** Start Data section **

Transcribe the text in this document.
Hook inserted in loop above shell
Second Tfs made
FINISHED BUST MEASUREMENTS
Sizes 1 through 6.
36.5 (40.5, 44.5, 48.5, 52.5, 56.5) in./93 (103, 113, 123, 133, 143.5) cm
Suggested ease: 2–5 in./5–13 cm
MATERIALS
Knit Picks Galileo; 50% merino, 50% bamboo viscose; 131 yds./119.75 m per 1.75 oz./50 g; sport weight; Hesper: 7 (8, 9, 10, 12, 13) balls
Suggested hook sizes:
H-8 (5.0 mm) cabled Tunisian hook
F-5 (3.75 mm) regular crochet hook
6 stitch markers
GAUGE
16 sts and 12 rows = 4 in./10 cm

** End Data section **
** Start Data section **

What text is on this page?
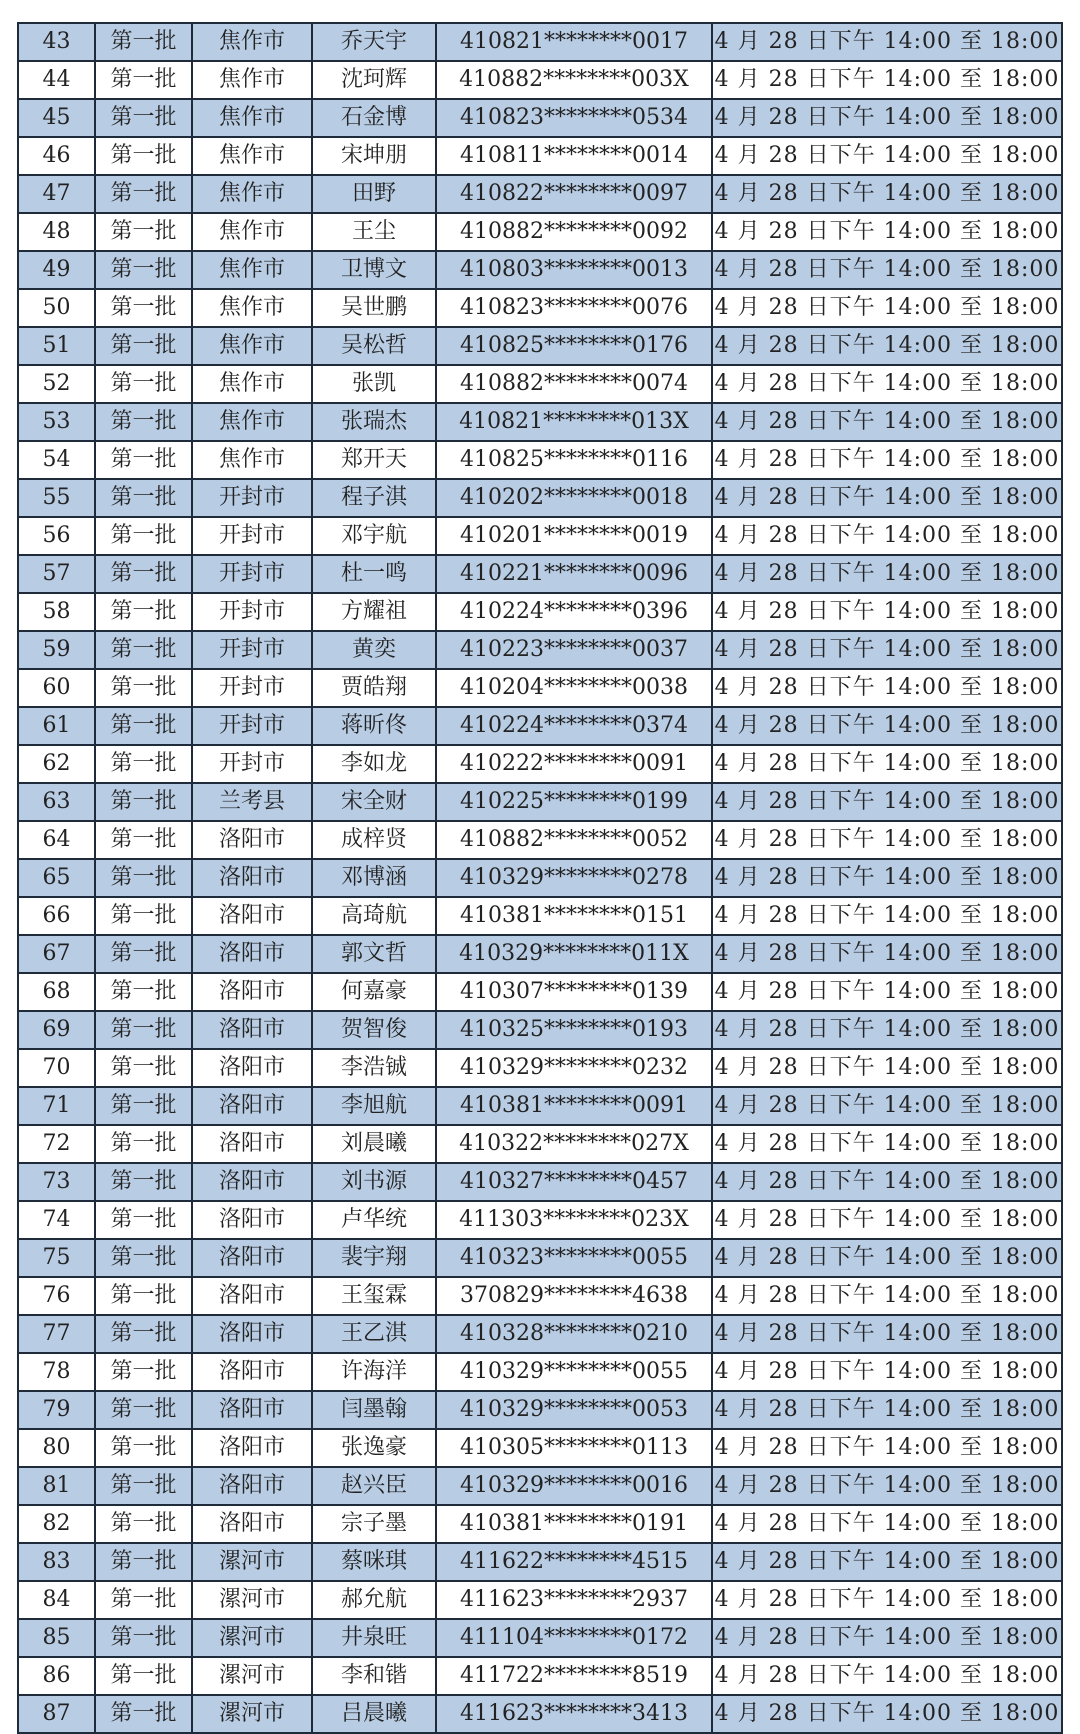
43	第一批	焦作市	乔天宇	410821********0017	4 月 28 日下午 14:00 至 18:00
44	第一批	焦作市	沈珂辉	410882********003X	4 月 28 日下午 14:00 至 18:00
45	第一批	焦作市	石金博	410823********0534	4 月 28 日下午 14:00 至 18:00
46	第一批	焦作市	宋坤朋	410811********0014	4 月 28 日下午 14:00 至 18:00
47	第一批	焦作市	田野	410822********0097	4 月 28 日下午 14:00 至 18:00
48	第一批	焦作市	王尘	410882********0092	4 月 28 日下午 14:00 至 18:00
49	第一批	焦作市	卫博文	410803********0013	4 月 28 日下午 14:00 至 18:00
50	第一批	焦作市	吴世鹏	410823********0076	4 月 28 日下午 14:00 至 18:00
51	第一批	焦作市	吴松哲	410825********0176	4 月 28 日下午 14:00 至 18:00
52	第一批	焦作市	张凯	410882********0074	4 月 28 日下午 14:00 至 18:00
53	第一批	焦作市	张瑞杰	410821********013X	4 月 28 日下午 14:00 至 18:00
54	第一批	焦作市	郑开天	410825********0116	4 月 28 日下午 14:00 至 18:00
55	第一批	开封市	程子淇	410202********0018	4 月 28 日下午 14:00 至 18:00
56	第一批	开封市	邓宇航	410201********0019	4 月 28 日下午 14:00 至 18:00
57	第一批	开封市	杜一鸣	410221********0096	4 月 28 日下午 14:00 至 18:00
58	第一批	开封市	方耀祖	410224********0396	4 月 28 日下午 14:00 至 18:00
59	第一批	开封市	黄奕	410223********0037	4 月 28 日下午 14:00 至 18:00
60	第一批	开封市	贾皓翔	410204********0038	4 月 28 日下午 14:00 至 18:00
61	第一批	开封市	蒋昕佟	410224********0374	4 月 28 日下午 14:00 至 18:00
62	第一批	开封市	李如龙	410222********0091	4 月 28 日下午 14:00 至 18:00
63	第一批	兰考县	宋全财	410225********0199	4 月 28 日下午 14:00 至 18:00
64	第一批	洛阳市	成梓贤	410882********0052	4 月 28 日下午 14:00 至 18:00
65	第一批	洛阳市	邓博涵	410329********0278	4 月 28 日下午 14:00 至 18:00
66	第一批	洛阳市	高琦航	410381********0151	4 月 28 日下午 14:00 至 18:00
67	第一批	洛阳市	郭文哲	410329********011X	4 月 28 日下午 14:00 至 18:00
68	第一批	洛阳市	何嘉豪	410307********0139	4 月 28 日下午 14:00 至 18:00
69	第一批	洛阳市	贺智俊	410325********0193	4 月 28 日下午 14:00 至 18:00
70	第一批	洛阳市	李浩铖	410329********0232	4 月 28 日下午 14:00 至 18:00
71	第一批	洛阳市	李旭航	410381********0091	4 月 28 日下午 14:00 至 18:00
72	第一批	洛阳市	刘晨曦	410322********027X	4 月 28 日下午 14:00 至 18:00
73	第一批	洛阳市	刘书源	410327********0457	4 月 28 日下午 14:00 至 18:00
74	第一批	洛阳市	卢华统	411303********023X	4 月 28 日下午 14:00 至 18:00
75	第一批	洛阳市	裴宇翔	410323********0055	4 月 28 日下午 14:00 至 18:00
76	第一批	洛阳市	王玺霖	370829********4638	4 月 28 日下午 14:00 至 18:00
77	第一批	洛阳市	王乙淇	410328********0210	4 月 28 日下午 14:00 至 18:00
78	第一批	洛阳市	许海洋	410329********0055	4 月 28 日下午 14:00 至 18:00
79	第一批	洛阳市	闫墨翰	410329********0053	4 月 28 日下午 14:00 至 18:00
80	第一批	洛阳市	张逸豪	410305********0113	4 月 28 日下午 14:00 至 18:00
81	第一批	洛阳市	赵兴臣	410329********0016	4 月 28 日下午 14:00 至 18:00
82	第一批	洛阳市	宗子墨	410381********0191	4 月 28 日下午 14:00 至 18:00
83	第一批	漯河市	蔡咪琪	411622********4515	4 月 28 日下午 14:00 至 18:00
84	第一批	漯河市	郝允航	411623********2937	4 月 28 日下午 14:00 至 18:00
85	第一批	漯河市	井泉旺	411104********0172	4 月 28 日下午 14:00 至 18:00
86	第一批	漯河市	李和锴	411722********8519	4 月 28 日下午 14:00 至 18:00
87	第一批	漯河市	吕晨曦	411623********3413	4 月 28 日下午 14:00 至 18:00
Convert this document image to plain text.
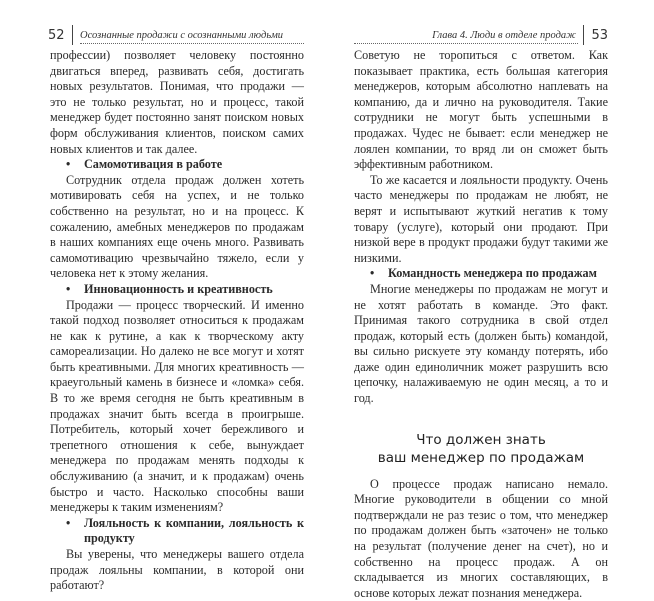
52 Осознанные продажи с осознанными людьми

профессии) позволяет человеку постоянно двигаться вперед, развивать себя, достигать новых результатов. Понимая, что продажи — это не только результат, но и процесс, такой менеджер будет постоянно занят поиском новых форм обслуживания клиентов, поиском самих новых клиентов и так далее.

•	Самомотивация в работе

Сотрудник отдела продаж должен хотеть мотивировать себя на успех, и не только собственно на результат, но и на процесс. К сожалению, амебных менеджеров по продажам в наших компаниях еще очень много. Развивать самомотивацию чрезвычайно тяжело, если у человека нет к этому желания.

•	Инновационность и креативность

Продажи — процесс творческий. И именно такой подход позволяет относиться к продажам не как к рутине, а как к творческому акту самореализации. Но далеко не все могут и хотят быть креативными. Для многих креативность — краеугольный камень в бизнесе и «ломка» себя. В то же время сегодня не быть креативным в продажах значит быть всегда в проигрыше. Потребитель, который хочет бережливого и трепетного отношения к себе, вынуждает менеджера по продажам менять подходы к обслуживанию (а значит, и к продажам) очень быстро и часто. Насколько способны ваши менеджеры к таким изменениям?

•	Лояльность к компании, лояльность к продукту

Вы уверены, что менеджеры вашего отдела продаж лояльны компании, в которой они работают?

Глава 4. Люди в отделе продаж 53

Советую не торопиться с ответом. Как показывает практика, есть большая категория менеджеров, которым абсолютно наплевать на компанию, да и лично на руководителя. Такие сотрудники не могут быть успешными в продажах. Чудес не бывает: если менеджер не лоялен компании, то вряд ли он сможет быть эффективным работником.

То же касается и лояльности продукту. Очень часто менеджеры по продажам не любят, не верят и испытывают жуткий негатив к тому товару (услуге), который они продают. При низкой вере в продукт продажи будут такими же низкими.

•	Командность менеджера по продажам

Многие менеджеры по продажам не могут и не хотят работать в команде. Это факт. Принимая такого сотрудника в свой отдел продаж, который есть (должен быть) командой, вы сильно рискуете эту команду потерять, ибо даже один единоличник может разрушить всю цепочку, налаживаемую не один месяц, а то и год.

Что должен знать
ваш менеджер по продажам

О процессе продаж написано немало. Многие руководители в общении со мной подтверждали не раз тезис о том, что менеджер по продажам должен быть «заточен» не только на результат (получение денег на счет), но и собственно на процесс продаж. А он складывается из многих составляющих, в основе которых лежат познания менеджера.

** End Data section **
** Start Data section **

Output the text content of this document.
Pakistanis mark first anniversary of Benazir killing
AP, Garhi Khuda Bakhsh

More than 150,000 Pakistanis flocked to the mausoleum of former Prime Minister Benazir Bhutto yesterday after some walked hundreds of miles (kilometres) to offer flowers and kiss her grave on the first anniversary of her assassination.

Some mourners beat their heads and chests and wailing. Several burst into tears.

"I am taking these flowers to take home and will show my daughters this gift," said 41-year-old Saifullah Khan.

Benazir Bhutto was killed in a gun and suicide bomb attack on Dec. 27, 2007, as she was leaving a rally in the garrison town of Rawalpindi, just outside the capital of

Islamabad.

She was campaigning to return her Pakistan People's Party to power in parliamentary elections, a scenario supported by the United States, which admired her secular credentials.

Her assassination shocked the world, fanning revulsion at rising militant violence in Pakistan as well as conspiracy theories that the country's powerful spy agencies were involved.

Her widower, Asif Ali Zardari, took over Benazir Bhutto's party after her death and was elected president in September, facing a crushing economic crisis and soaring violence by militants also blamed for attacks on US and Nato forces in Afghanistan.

** End Data section **

*Task directions*: Look through the data above. Copy every line with the string "anniversary" in it.

*Worked solution*:
Pakistanis mark first anniversary of Benazir killing
More than 150,000 Pakistanis flocked to the mausoleum of former Prime Minister Benazir Bhutto yesterday after some walked hundreds of miles (kilometres) to offer flowers and kiss her grave on the first anniversary of her assassination.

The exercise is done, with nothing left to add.